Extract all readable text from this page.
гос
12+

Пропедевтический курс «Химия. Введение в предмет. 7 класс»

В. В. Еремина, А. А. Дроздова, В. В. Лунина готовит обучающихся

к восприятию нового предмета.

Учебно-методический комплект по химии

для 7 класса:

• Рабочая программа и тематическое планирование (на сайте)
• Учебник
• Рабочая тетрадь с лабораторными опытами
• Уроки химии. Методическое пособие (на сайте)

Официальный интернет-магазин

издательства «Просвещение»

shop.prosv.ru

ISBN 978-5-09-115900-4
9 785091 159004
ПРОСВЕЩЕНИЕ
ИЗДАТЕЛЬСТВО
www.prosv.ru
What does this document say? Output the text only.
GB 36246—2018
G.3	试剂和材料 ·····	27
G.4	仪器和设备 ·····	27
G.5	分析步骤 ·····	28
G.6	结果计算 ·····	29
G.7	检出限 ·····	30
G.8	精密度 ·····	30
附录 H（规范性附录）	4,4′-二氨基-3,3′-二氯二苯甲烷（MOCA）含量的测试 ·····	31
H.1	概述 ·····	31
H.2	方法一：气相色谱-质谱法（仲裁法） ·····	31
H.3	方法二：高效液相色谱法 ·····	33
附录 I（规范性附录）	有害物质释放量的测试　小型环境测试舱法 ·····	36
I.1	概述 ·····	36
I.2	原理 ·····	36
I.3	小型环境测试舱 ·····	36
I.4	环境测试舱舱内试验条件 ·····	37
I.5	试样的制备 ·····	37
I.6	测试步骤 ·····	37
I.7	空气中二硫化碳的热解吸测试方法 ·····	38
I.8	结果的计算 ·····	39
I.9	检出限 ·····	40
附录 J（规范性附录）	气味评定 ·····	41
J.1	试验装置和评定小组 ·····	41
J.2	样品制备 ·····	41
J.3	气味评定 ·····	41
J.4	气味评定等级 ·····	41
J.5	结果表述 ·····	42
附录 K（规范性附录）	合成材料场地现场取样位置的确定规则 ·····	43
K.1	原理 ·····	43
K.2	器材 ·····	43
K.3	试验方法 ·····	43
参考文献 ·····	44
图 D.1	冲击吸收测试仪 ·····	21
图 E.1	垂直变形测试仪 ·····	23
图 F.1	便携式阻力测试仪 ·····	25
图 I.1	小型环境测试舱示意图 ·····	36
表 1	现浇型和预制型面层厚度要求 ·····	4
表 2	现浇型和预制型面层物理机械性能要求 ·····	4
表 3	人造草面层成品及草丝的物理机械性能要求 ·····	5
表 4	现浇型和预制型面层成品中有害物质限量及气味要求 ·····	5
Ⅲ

--------------------

■ **AIM OF THE TASK**
Each line that has the word "сайте" should be copied.

■ **RESULT BELOW**
• Рабочая программа и тематическое планирование (на сайте)
• Уроки химии. Методическое пособие (на сайте)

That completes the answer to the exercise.